■ Task requirements
Sort through the data and copy the lines holding the word "രവർത".

Saved entries
+-------+
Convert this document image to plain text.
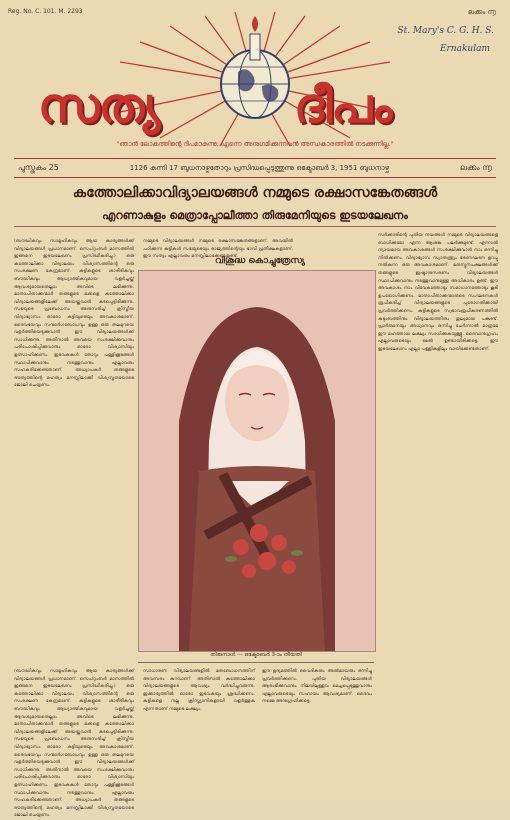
Reg. No. C. 101. M. 2293	ലക്കം ൬
St. Mary's C. G. H. S.
Ernakulam
സത്യ	ദീപം
"ഞാൻ ലോകത്തിന്റെ ദീപമാകുന്നു; എന്നെ അനുഗമിക്കുന്നവൻ അന്ധകാരത്തിൽ നടക്കുന്നില്ല."
പുസ്തകം 25	1126 കന്നി 17 ബുധനാഴ്ചതോറും പ്രസിദ്ധപ്പെടുത്തുന്നു ഒക്ടോബർ 3, 1951 ബുധനാഴ്ച	ലക്കം ൬
കത്തോലിക്കാവിദ്യാലയങ്ങൾ നമ്മുടെ രക്ഷാസങ്കേതങ്ങൾ
എറണാകുളം മെത്രാപ്പോലീത്താ തിരുമേനിയുടെ ഇടയലേഖനം
(ബൗദ്ധികവും സാമൂഹികവും ആയ കാര്യങ്ങൾക്ക് വിദ്യാലയങ്ങൾ പ്രധാനമാണ്. സെപ്റ്റംബർ മാസത്തിൽ ഇങ്ങനെ ഇടയലേഖനം പ്രസിദ്ധീകരിച്ചു.) ഒരു കത്തോലിക്കാ വിദ്യാലയം വിശ്വാസത്തിന്റെ ഒരു സംരക്ഷണ കേന്ദ്രമാണ്. കുട്ടികളുടെ ശാരീരികവും ബൗദ്ധികവും ആധ്യാത്മികവുമായ വളർച്ചയ്ക്ക് ആവശ്യമായതെല്ലാം അവിടെ ലഭിക്കുന്നു. മാതാപിതാക്കന്മാർ തങ്ങളുടെ മക്കളെ കത്തോലിക്കാ വിദ്യാലയങ്ങളിലേക്ക് അയയ്ക്കുവാൻ കടപ്പെട്ടിരിക്കുന്നു. സഭയുടെ പ്രബോധനം അനുസരിച്ച് ക്രിസ്തീയ വിദ്യാഭ്യാസം ഓരോ കുട്ടിയുടെയും അവകാശമാണ്. ദൈവഭയവും സന്മാർഗബോധവും ഉള്ള ഒരു തലമുറയെ വളർത്തിയെടുക്കുവാൻ ഈ വിദ്യാലയങ്ങൾക്ക് സാധിക്കുന്നു. അതിനാൽ അവയെ സംരക്ഷിക്കുവാനും പരിപോഷിപ്പിക്കുവാനും ഓരോ വിശ്വാസിയും ഉത്സാഹിക്കണം. ഇടവകകൾ തോറും പള്ളിക്കൂടങ്ങൾ സ്ഥാപിക്കുവാനും നടത്തുവാനും എല്ലാവരും സഹകരിക്കേണ്ടതാണ്. അധ്യാപകർ തങ്ങളുടെ ദൗത്യത്തിന്റെ മഹത്വം മനസ്സിലാക്കി വിശ്വസ്തതയോടെ ജോലി ചെയ്യണം.
നമ്മുടെ വിദ്യാലയങ്ങൾ നമ്മുടെ രക്ഷാസങ്കേതങ്ങളാണ്. അവയിൽ പഠിക്കുന്ന കുട്ടികൾ സഭയുടെയും രാജ്യത്തിന്റെയും ഭാവി പ്രതീക്ഷകളാണ്. ഈ സത്യം എല്ലാവരും മനസ്സിലാക്കേണ്ടതുണ്ട്.
സർക്കാരിന്റെ പുതിയ നയങ്ങൾ നമ്മുടെ വിദ്യാലയങ്ങളെ ബാധിക്കുമോ എന്ന ആശങ്ക പലർക്കുമുണ്ട്. എന്നാൽ ന്യായമായ അവകാശങ്ങൾ സംരക്ഷിക്കുവാൻ നാം ഒന്നിച്ചു നിൽക്കണം. വിദ്യാഭ്യാസ സ്വാതന്ത്ര്യം ഭരണഘടന ഉറപ്പു നൽകുന്ന ഒരു അവകാശമാണ്. മതന്യൂനപക്ഷങ്ങൾക്ക് തങ്ങളുടെ ഇഷ്ടാനുസരണം വിദ്യാലയങ്ങൾ സ്ഥാപിക്കുവാനും നടത്തുവാനുമുള്ള അധികാരം ഉണ്ട്. ഈ അവകാശം നാം വിവേകത്തോടും സമാധാനത്തോടും കൂടി ഉപയോഗിക്കണം. മാതാപിതാക്കന്മാരുടെ സംഘടനകൾ രൂപീകരിച്ച് വിദ്യാലയങ്ങളുടെ പുരോഗതിക്കായി പ്രവർത്തിക്കണം. കുട്ടികളുടെ സ്വഭാവരൂപീകരണത്തിൽ കുടുംബത്തിനും വിദ്യാലയത്തിനും തുല്യമായ പങ്കുണ്ട്. പ്രാർത്ഥനയും അധ്വാനവും ഒന്നിച്ചു ചേർന്നാൽ മാത്രമേ ഈ മഹത്തായ ലക്ഷ്യം സാധിക്കുകയുള്ളൂ. ദൈവാനുഗ്രഹം എല്ലാവരുടെയും മേൽ ഉണ്ടായിരിക്കട്ടെ. ഈ ഇടയലേഖനം എല്ലാ പള്ളികളിലും വായിക്കേണ്ടതാണ്.
വിശുദ്ധ കൊച്ചുത്രേസ്യ
തിരുനാൾ — ഒക്ടോബർ 3-ാം തീയതി
(ബൗദ്ധികവും സാമൂഹികവും ആയ കാര്യങ്ങൾക്ക് വിദ്യാലയങ്ങൾ പ്രധാനമാണ്. സെപ്റ്റംബർ മാസത്തിൽ ഇങ്ങനെ ഇടയലേഖനം പ്രസിദ്ധീകരിച്ചു.) ഒരു കത്തോലിക്കാ വിദ്യാലയം വിശ്വാസത്തിന്റെ ഒരു സംരക്ഷണ കേന്ദ്രമാണ്. കുട്ടികളുടെ ശാരീരികവും ബൗദ്ധികവും ആധ്യാത്മികവുമായ വളർച്ചയ്ക്ക് ആവശ്യമായതെല്ലാം അവിടെ ലഭിക്കുന്നു. മാതാപിതാക്കന്മാർ തങ്ങളുടെ മക്കളെ കത്തോലിക്കാ വിദ്യാലയങ്ങളിലേക്ക് അയയ്ക്കുവാൻ കടപ്പെട്ടിരിക്കുന്നു. സഭയുടെ പ്രബോധനം അനുസരിച്ച് ക്രിസ്തീയ വിദ്യാഭ്യാസം ഓരോ കുട്ടിയുടെയും അവകാശമാണ്. ദൈവഭയവും സന്മാർഗബോധവും ഉള്ള ഒരു തലമുറയെ വളർത്തിയെടുക്കുവാൻ ഈ വിദ്യാലയങ്ങൾക്ക് സാധിക്കുന്നു. അതിനാൽ അവയെ സംരക്ഷിക്കുവാനും പരിപോഷിപ്പിക്കുവാനും ഓരോ വിശ്വാസിയും ഉത്സാഹിക്കണം. ഇടവകകൾ തോറും പള്ളിക്കൂടങ്ങൾ സ്ഥാപിക്കുവാനും നടത്തുവാനും എല്ലാവരും സഹകരിക്കേണ്ടതാണ്. അധ്യാപകർ തങ്ങളുടെ ദൗത്യത്തിന്റെ മഹത്വം മനസ്സിലാക്കി വിശ്വസ്തതയോടെ ജോലി ചെയ്യണം.
സാധാരണ വിദ്യാലയങ്ങളിൽ മതബോധനത്തിന് അവസരം കുറവാണ്. അതിനാൽ കത്തോലിക്കാ വിദ്യാലയങ്ങളുടെ ആവശ്യം വർദ്ധിച്ചുവരുന്നു. ഇക്കാര്യത്തിൽ ഓരോ ഇടവകയും ശ്രദ്ധിക്കണം. കുട്ടികളെ നല്ല ക്രിസ്ത്യാനികളായി വളർത്തുക എന്നതാണ് നമ്മുടെ ലക്ഷ്യം.
ഈ ഉദ്യമത്തിൽ വൈദികരും അൽമായരും ഒന്നിച്ചു പ്രവർത്തിക്കണം. പുതിയ വിദ്യാലയങ്ങൾ ആരംഭിക്കുവാനും നിലവിലുള്ളവ മെച്ചപ്പെടുത്തുവാനും എല്ലാവരുടെയും സഹായം ആവശ്യമാണ്. ദൈവം നമ്മെ അനുഗ്രഹിക്കട്ടെ.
+-------+
■ The response
സർക്കാരിന്റെ പുതിയ നയങ്ങൾ നമ്മുടെ വിദ്യാലയങ്ങളെ ബാധിക്കുമോ എന്ന ആശങ്ക പലർക്കുമുണ്ട്. എന്നാൽ ന്യായമായ അവകാശങ്ങൾ സംരക്ഷിക്കുവാൻ നാം ഒന്നിച്ചു നിൽക്കണം. വിദ്യാഭ്യാസ സ്വാതന്ത്ര്യം ഭരണഘടന ഉറപ്പു നൽകുന്ന ഒരു അവകാശമാണ്. മതന്യൂനപക്ഷങ്ങൾക്ക് തങ്ങളുടെ ഇഷ്ടാനുസരണം വിദ്യാലയങ്ങൾ സ്ഥാപിക്കുവാനും നടത്തുവാനുമുള്ള അധികാരം ഉണ്ട്. ഈ അവകാശം നാം വിവേകത്തോടും സമാധാനത്തോടും കൂടി ഉപയോഗിക്കണം. മാതാപിതാക്കന്മാരുടെ സംഘടനകൾ രൂപീകരിച്ച് വിദ്യാലയങ്ങളുടെ പുരോഗതിക്കായി പ്രവർത്തിക്കണം. കുട്ടികളുടെ സ്വഭാവരൂപീകരണത്തിൽ കുടുംബത്തിനും വിദ്യാലയത്തിനും തുല്യമായ പങ്കുണ്ട്. പ്രാർത്ഥനയും അധ്വാനവും ഒന്നിച്ചു ചേർന്നാൽ മാത്രമേ ഈ മഹത്തായ ലക്ഷ്യം സാധിക്കുകയുള്ളൂ. ദൈവാനുഗ്രഹം എല്ലാവരുടെയും മേൽ ഉണ്ടായിരിക്കട്ടെ. ഈ ഇടയലേഖനം എല്ലാ പള്ളികളിലും വായിക്കേണ്ടതാണ്.
ഈ ഉദ്യമത്തിൽ വൈദികരും അൽമായരും ഒന്നിച്ചു പ്രവർത്തിക്കണം. പുതിയ വിദ്യാലയങ്ങൾ ആരംഭിക്കുവാനും നിലവിലുള്ളവ മെച്ചപ്പെടുത്തുവാനും എല്ലാവരുടെയും സഹായം ആവശ്യമാണ്. ദൈവം നമ്മെ അനുഗ്രഹിക്കട്ടെ.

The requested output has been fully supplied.